> [Exercise instructions] Copy each line that has the string "this" somewhere in it.

_____

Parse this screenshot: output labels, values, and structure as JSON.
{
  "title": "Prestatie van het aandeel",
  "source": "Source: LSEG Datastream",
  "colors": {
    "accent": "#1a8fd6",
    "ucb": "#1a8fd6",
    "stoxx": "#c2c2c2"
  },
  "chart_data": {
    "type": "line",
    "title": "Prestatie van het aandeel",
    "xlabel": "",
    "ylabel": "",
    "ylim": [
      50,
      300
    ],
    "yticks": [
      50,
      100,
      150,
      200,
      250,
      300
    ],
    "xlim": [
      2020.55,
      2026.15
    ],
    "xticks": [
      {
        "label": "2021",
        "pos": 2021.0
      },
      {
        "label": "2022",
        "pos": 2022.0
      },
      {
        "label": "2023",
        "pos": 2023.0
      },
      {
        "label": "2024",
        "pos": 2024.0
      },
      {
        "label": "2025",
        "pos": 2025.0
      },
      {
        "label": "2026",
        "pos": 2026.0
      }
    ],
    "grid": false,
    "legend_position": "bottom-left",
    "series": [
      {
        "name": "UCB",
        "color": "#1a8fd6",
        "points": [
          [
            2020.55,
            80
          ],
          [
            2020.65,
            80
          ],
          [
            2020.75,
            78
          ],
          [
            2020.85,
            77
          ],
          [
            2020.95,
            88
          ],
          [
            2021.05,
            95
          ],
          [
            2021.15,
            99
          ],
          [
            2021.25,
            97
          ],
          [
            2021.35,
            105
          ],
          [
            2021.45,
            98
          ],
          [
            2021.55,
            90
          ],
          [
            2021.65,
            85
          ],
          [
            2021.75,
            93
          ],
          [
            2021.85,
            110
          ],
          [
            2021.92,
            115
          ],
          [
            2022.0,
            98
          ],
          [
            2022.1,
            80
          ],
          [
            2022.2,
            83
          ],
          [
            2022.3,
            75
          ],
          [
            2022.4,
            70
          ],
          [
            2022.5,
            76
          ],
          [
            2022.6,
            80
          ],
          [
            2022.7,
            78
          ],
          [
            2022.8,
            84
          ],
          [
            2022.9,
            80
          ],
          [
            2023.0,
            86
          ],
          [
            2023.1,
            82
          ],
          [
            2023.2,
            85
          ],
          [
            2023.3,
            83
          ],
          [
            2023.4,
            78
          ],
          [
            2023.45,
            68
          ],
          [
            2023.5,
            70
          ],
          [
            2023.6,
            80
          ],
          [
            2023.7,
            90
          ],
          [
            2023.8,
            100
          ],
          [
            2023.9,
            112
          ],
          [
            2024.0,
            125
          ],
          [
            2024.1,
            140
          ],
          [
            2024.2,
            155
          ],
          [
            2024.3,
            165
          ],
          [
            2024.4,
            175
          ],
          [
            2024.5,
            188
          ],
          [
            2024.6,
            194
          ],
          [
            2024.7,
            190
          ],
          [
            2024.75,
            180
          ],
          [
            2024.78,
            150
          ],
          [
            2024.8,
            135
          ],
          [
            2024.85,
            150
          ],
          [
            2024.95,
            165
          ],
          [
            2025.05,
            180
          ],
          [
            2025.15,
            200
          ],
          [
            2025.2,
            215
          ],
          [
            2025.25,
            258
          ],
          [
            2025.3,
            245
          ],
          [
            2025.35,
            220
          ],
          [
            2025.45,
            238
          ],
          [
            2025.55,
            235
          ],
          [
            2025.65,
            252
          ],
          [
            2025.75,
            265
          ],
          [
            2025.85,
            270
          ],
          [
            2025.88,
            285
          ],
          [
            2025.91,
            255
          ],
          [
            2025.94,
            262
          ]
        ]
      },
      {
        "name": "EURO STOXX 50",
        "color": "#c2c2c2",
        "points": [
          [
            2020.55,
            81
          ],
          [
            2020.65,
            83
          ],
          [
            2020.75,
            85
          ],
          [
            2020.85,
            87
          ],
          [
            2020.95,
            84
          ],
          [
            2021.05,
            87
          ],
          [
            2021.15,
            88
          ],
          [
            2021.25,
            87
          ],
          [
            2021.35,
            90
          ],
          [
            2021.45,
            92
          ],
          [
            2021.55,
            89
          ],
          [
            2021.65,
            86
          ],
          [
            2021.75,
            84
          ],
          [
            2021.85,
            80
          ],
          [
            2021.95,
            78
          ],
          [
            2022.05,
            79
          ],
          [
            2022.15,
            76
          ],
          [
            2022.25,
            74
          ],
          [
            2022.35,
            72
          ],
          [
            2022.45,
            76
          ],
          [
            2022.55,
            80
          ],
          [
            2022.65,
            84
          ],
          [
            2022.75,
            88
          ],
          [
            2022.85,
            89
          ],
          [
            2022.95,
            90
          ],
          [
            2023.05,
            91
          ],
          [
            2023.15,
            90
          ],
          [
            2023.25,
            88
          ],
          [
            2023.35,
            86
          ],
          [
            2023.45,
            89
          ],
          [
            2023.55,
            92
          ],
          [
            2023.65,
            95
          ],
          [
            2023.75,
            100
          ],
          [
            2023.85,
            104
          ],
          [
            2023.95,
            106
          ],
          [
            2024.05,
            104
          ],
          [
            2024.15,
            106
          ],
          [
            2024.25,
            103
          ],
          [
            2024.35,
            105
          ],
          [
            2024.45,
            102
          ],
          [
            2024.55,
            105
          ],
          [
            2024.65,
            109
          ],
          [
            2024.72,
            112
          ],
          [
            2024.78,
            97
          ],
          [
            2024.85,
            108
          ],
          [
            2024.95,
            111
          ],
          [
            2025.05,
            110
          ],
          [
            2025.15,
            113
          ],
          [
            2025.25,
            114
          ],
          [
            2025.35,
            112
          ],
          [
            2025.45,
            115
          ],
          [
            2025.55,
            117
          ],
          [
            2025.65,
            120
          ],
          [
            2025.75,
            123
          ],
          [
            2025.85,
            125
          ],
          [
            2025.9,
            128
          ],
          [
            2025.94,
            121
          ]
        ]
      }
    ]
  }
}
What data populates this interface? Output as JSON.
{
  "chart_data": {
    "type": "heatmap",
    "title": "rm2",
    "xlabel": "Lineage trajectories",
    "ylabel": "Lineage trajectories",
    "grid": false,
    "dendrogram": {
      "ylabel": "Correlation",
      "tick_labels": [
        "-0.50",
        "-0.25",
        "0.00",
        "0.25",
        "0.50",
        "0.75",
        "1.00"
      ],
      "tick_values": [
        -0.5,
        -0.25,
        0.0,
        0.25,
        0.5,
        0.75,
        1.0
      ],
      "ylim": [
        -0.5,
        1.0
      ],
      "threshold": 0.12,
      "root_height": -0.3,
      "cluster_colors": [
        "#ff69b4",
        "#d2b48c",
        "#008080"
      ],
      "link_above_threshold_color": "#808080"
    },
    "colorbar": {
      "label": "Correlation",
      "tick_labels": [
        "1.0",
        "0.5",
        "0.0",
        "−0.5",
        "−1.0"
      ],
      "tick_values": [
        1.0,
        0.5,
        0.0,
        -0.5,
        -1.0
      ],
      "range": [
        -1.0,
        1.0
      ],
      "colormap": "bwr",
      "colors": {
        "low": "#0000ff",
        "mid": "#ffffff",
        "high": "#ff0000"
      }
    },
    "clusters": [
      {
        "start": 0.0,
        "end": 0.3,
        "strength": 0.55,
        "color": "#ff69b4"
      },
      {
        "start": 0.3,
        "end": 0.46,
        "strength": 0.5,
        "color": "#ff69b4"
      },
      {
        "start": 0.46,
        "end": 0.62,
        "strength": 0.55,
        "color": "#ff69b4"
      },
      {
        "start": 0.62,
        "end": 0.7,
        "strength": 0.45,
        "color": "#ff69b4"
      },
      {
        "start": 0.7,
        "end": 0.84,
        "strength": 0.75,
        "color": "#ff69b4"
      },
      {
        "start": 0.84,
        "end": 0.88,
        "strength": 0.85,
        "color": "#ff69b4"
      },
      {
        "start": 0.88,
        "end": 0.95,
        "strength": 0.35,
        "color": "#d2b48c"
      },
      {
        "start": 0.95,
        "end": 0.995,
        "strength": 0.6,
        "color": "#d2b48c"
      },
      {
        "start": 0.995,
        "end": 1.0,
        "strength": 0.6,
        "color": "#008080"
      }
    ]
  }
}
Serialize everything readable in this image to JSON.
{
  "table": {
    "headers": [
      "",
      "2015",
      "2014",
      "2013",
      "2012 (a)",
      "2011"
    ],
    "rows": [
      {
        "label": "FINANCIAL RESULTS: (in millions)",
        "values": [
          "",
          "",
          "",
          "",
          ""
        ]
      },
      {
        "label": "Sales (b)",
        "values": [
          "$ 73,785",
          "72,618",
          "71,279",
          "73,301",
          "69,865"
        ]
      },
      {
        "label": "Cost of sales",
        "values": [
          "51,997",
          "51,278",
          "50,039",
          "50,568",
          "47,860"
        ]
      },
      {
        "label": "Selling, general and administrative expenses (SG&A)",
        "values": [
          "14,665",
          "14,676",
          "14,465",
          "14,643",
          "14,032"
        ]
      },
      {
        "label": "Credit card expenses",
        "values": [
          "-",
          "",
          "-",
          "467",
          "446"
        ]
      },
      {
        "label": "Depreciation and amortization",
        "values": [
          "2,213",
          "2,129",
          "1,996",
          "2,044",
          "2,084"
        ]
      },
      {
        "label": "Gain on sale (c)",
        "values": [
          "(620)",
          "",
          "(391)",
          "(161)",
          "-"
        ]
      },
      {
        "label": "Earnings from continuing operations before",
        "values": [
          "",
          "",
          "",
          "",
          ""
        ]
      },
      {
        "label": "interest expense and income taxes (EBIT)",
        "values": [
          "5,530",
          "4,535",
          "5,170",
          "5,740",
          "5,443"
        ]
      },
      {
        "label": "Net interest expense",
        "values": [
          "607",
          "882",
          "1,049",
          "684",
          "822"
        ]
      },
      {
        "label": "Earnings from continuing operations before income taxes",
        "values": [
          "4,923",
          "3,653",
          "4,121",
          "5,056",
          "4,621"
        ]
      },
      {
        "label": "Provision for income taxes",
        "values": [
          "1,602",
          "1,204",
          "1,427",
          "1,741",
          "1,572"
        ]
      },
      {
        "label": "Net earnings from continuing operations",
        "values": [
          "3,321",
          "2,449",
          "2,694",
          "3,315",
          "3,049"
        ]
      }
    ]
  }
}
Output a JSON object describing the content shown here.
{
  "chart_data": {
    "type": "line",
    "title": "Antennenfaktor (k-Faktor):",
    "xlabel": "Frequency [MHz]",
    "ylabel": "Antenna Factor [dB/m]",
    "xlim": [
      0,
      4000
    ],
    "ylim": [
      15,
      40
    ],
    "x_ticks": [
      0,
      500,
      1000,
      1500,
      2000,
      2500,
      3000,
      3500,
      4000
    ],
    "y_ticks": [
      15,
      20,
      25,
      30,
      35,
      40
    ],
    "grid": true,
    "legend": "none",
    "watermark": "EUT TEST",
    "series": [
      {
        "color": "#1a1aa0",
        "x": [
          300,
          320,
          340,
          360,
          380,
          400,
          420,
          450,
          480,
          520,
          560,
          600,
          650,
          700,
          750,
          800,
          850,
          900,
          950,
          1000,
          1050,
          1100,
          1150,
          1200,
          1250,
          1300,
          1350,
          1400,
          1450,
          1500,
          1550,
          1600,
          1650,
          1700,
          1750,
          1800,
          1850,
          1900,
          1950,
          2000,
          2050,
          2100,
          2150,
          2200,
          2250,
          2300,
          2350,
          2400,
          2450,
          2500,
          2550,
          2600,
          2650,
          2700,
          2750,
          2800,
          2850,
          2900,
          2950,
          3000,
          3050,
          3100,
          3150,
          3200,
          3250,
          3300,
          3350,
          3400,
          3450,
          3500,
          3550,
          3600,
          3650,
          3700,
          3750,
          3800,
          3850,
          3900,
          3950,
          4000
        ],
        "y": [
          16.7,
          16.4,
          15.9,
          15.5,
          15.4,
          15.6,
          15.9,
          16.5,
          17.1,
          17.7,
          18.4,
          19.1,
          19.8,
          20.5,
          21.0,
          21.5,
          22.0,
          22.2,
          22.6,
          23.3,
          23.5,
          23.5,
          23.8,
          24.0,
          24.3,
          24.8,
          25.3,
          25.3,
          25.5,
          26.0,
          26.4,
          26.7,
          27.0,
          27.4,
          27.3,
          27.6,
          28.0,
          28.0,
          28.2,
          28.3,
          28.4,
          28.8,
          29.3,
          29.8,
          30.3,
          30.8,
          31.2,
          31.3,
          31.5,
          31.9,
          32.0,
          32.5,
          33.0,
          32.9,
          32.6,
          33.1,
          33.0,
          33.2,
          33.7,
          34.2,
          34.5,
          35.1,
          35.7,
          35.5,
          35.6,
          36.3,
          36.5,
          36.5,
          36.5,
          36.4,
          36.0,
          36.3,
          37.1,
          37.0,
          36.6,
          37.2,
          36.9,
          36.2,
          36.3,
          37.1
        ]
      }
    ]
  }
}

_____

> [Exercise answer]
Parse this screenshot: output labels, values, and structure as JSON.
What data populates this interface? Output as JSON.
Serialize everything readable in this image to JSON.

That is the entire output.